• **Given records**
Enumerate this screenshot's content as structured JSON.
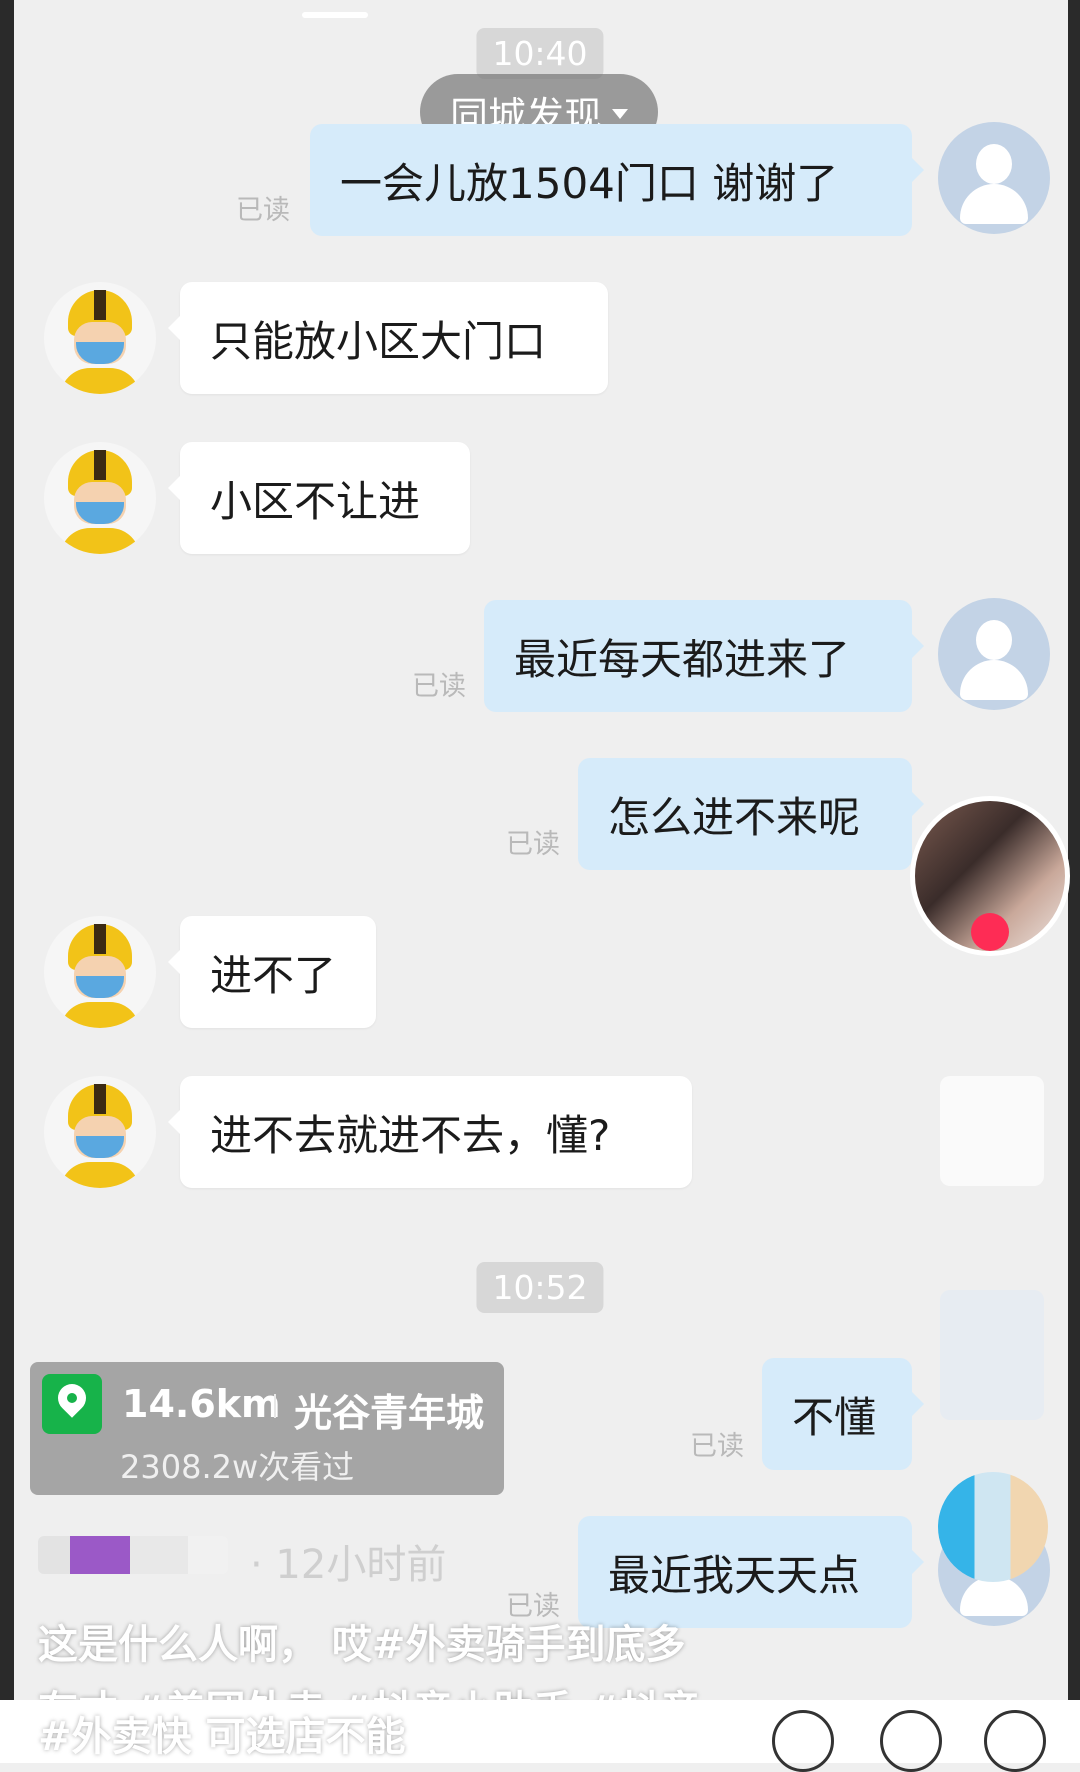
{
  "chat": {
    "time_1": "10:40",
    "time_2": "10:52",
    "read_label": "已读",
    "messages": [
      {
        "text": "一会儿放1504门口 谢谢了",
        "side": "out"
      },
      {
        "text": "只能放小区大门口",
        "side": "in"
      },
      {
        "text": "小区不让进",
        "side": "in"
      },
      {
        "text": "最近每天都进来了",
        "side": "out"
      },
      {
        "text": "怎么进不来呢",
        "side": "out"
      },
      {
        "text": "进不了",
        "side": "in"
      },
      {
        "text": "进不去就进不去，懂?",
        "side": "in"
      },
      {
        "text": "不懂",
        "side": "out"
      },
      {
        "text": "最近我天天点",
        "side": "out"
      }
    ]
  },
  "overlay": {
    "city_tab": "同城发现",
    "location": {
      "distance": "14.6km",
      "place": "光谷青年城",
      "views": "2308.2w次看过"
    },
    "author_time": "· 12小时前",
    "caption_line1": "这是什么人啊，  哎#外卖骑手到底多",
    "caption_line2": "有才 #美团外卖 #抖音小助手 #抖音",
    "caption_line3": "#外卖快 可选店不能"
  },
  "colors": {
    "out_bubble": "#d6ebfa",
    "in_bubble": "#ffffff",
    "location_pin": "#17b34a"
  },
  "icons": [
    "user-avatar-icon",
    "rider-avatar-icon",
    "location-pin-icon",
    "chevron-down-icon"
  ]
}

• **Directive**
The records above are to be reproduced exactly; the pictures are to be left out.

• **Result for this exercise**
Enumerate this screenshot's content as structured JSON.
{
  "chat": {
    "time_1": "10:40",
    "time_2": "10:52",
    "read_label": "已读",
    "messages": [
      {
        "text": "一会儿放1504门口 谢谢了",
        "side": "out"
      },
      {
        "text": "只能放小区大门口",
        "side": "in"
      },
      {
        "text": "小区不让进",
        "side": "in"
      },
      {
        "text": "最近每天都进来了",
        "side": "out"
      },
      {
        "text": "怎么进不来呢",
        "side": "out"
      },
      {
        "text": "进不了",
        "side": "in"
      },
      {
        "text": "进不去就进不去，懂?",
        "side": "in"
      },
      {
        "text": "不懂",
        "side": "out"
      },
      {
        "text": "最近我天天点",
        "side": "out"
      }
    ]
  },
  "overlay": {
    "city_tab": "同城发现",
    "location": {
      "distance": "14.6km",
      "place": "光谷青年城",
      "views": "2308.2w次看过"
    },
    "author_time": "· 12小时前",
    "caption_line1": "这是什么人啊，  哎#外卖骑手到底多",
    "caption_line2": "有才 #美团外卖 #抖音小助手 #抖音",
    "caption_line3": "#外卖快 可选店不能"
  },
  "colors": {
    "out_bubble": "#d6ebfa",
    "in_bubble": "#ffffff",
    "location_pin": "#17b34a"
  },
  "icons": [
    "user-avatar-icon",
    "rider-avatar-icon",
    "location-pin-icon",
    "chevron-down-icon"
  ]
}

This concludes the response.